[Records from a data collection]
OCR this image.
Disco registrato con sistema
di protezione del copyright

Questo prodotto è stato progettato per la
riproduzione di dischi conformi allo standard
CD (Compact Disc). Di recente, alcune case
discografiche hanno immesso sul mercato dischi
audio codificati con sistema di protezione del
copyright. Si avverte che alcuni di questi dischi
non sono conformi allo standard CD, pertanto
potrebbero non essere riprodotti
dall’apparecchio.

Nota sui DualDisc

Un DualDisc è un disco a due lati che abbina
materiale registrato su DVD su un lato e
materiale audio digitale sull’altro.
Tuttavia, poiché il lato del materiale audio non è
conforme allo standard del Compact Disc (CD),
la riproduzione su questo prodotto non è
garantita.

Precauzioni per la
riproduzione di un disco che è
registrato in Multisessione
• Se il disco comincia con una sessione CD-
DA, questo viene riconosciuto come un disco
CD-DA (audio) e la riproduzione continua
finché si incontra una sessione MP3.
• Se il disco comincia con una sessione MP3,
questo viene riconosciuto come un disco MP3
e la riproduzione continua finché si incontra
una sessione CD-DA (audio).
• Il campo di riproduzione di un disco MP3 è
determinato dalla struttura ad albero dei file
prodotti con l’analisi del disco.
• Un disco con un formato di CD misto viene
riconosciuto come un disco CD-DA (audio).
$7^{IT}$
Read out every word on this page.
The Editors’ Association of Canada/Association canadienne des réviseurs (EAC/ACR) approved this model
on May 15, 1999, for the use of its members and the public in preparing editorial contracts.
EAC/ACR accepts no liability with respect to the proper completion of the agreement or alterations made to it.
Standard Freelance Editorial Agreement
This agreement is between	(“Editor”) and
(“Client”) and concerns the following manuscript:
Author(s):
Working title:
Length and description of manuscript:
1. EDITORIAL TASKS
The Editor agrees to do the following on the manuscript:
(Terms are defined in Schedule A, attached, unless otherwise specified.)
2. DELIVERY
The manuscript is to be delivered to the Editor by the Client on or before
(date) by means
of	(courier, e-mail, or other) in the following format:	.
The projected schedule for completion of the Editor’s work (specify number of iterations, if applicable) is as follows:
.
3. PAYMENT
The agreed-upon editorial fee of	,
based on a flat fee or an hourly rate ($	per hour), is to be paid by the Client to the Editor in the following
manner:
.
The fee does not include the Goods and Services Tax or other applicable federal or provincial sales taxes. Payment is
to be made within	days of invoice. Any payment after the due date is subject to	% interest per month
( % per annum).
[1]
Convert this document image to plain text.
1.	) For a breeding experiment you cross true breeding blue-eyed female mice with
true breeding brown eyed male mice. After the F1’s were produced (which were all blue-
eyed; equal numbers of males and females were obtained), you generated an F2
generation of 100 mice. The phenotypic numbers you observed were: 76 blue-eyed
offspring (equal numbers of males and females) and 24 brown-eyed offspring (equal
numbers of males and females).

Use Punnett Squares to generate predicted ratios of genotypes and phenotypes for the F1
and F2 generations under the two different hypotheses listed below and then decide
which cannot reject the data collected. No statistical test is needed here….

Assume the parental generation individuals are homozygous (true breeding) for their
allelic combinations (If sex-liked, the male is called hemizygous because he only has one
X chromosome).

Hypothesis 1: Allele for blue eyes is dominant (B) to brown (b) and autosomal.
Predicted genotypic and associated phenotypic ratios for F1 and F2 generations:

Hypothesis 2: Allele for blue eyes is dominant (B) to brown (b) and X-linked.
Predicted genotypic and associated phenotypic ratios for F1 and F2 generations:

▶ **Your goal**: Which lines in the records above contain the string "made"? Copy each one.

▶ **Solution to this problem**:
EAC/ACR accepts no liability with respect to the proper completion of the agreement or alterations made to it.
to be made within	days of invoice. Any payment after the due date is subject to	% interest per month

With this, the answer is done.